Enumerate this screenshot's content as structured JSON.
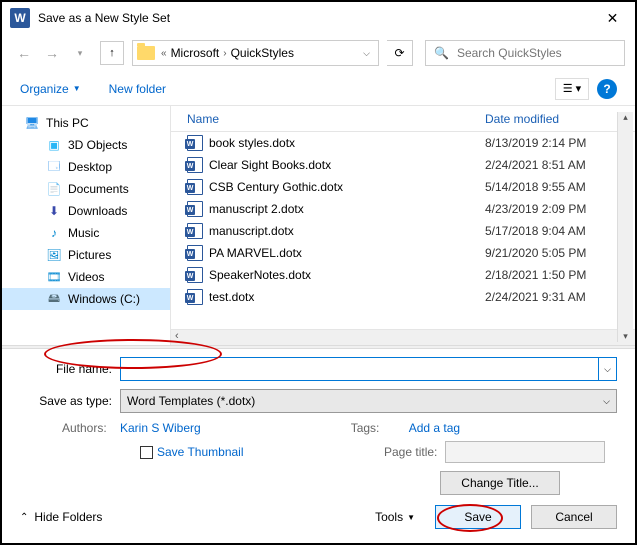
{
  "title": "Save as a New Style Set",
  "breadcrumb": [
    "Microsoft",
    "QuickStyles"
  ],
  "search_placeholder": "Search QuickStyles",
  "toolbar": {
    "organize": "Organize",
    "new_folder": "New folder"
  },
  "sidebar": {
    "items": [
      {
        "label": "This PC",
        "icon": "🖥"
      },
      {
        "label": "3D Objects",
        "icon": "▣"
      },
      {
        "label": "Desktop",
        "icon": "🗔"
      },
      {
        "label": "Documents",
        "icon": "📄"
      },
      {
        "label": "Downloads",
        "icon": "⬇"
      },
      {
        "label": "Music",
        "icon": "♪"
      },
      {
        "label": "Pictures",
        "icon": "🖼"
      },
      {
        "label": "Videos",
        "icon": "🎞"
      },
      {
        "label": "Windows (C:)",
        "icon": "🖴"
      }
    ]
  },
  "columns": {
    "name": "Name",
    "date": "Date modified"
  },
  "files": [
    {
      "name": "book styles.dotx",
      "date": "8/13/2019 2:14 PM"
    },
    {
      "name": "Clear Sight Books.dotx",
      "date": "2/24/2021 8:51 AM"
    },
    {
      "name": "CSB Century Gothic.dotx",
      "date": "5/14/2018 9:55 AM"
    },
    {
      "name": "manuscript 2.dotx",
      "date": "4/23/2019 2:09 PM"
    },
    {
      "name": "manuscript.dotx",
      "date": "5/17/2018 9:04 AM"
    },
    {
      "name": "PA MARVEL.dotx",
      "date": "9/21/2020 5:05 PM"
    },
    {
      "name": "SpeakerNotes.dotx",
      "date": "2/18/2021 1:50 PM"
    },
    {
      "name": "test.dotx",
      "date": "2/24/2021 9:31 AM"
    }
  ],
  "form": {
    "filename_label": "File name:",
    "filename_value": "",
    "type_label": "Save as type:",
    "type_value": "Word Templates (*.dotx)",
    "authors_label": "Authors:",
    "authors_value": "Karin S Wiberg",
    "tags_label": "Tags:",
    "tags_value": "Add a tag",
    "thumb_label": "Save Thumbnail",
    "pagetitle_label": "Page title:",
    "change_title": "Change Title..."
  },
  "footer": {
    "hide_folders": "Hide Folders",
    "tools": "Tools",
    "save": "Save",
    "cancel": "Cancel"
  }
}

_Goal of the exercise_
Copy and report every line where the word "date" is present.

_Written response_
    "date": "Date modified"
      "date": "8/13/2019 2:14 PM"
      "date": "2/24/2021 8:51 AM"
      "date": "5/14/2018 9:55 AM"
      "date": "4/23/2019 2:09 PM"
      "date": "5/17/2018 9:04 AM"
      "date": "9/21/2020 5:05 PM"
      "date": "2/18/2021 1:50 PM"
      "date": "2/24/2021 9:31 AM"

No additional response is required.